Repeat all of the data precisely.

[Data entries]
-- BEGIN --

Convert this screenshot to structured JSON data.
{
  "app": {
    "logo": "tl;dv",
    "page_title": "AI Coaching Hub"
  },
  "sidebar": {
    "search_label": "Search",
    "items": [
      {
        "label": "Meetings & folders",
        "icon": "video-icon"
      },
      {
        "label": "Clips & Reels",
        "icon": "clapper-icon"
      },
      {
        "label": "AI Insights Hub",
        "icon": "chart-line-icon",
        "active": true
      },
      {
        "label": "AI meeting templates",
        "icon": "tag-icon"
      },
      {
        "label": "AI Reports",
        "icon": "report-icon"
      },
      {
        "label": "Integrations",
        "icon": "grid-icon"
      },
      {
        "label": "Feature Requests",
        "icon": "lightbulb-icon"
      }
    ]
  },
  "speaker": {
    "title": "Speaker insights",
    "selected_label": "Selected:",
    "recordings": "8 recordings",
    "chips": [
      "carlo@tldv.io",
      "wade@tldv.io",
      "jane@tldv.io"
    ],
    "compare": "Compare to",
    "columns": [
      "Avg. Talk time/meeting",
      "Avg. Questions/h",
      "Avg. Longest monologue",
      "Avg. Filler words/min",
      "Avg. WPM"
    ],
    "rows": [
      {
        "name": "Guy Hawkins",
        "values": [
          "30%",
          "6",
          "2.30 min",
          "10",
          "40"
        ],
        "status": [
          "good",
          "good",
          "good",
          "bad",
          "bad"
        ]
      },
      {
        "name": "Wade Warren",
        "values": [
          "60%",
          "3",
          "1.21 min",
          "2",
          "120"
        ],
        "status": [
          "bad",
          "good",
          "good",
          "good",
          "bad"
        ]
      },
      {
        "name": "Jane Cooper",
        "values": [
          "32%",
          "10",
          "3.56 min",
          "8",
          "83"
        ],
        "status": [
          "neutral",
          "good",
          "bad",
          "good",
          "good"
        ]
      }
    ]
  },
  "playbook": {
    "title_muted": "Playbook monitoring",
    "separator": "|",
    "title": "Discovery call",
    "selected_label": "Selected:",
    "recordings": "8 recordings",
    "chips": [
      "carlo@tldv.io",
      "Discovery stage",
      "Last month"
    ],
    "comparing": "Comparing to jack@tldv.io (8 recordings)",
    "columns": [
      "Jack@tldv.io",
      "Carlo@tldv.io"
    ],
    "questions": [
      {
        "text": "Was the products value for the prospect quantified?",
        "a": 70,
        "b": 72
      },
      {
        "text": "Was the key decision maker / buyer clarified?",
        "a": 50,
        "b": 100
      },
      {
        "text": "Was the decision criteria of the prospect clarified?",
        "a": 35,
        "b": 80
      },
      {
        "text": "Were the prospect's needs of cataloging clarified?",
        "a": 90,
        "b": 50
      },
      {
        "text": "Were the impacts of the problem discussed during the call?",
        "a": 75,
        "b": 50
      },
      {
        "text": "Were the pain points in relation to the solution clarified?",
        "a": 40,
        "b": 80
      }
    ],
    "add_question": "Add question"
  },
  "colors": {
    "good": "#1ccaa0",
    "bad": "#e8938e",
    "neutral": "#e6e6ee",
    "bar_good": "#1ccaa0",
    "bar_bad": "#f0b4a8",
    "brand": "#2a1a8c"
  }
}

-- END --

THE COMPLETED TASK
Convert this screenshot to structured JSON data.
{
  "app": {
    "logo": "tl;dv",
    "page_title": "AI Coaching Hub"
  },
  "sidebar": {
    "search_label": "Search",
    "items": [
      {
        "label": "Meetings & folders",
        "icon": "video-icon"
      },
      {
        "label": "Clips & Reels",
        "icon": "clapper-icon"
      },
      {
        "label": "AI Insights Hub",
        "icon": "chart-line-icon",
        "active": true
      },
      {
        "label": "AI meeting templates",
        "icon": "tag-icon"
      },
      {
        "label": "AI Reports",
        "icon": "report-icon"
      },
      {
        "label": "Integrations",
        "icon": "grid-icon"
      },
      {
        "label": "Feature Requests",
        "icon": "lightbulb-icon"
      }
    ]
  },
  "speaker": {
    "title": "Speaker insights",
    "selected_label": "Selected:",
    "recordings": "8 recordings",
    "chips": [
      "carlo@tldv.io",
      "wade@tldv.io",
      "jane@tldv.io"
    ],
    "compare": "Compare to",
    "columns": [
      "Avg. Talk time/meeting",
      "Avg. Questions/h",
      "Avg. Longest monologue",
      "Avg. Filler words/min",
      "Avg. WPM"
    ],
    "rows": [
      {
        "name": "Guy Hawkins",
        "values": [
          "30%",
          "6",
          "2.30 min",
          "10",
          "40"
        ],
        "status": [
          "good",
          "good",
          "good",
          "bad",
          "bad"
        ]
      },
      {
        "name": "Wade Warren",
        "values": [
          "60%",
          "3",
          "1.21 min",
          "2",
          "120"
        ],
        "status": [
          "bad",
          "good",
          "good",
          "good",
          "bad"
        ]
      },
      {
        "name": "Jane Cooper",
        "values": [
          "32%",
          "10",
          "3.56 min",
          "8",
          "83"
        ],
        "status": [
          "neutral",
          "good",
          "bad",
          "good",
          "good"
        ]
      }
    ]
  },
  "playbook": {
    "title_muted": "Playbook monitoring",
    "separator": "|",
    "title": "Discovery call",
    "selected_label": "Selected:",
    "recordings": "8 recordings",
    "chips": [
      "carlo@tldv.io",
      "Discovery stage",
      "Last month"
    ],
    "comparing": "Comparing to jack@tldv.io (8 recordings)",
    "columns": [
      "Jack@tldv.io",
      "Carlo@tldv.io"
    ],
    "questions": [
      {
        "text": "Was the products value for the prospect quantified?",
        "a": 70,
        "b": 72
      },
      {
        "text": "Was the key decision maker / buyer clarified?",
        "a": 50,
        "b": 100
      },
      {
        "text": "Was the decision criteria of the prospect clarified?",
        "a": 35,
        "b": 80
      },
      {
        "text": "Were the prospect's needs of cataloging clarified?",
        "a": 90,
        "b": 50
      },
      {
        "text": "Were the impacts of the problem discussed during the call?",
        "a": 75,
        "b": 50
      },
      {
        "text": "Were the pain points in relation to the solution clarified?",
        "a": 40,
        "b": 80
      }
    ],
    "add_question": "Add question"
  },
  "colors": {
    "good": "#1ccaa0",
    "bad": "#e8938e",
    "neutral": "#e6e6ee",
    "bar_good": "#1ccaa0",
    "bar_bad": "#f0b4a8",
    "brand": "#2a1a8c"
  }
}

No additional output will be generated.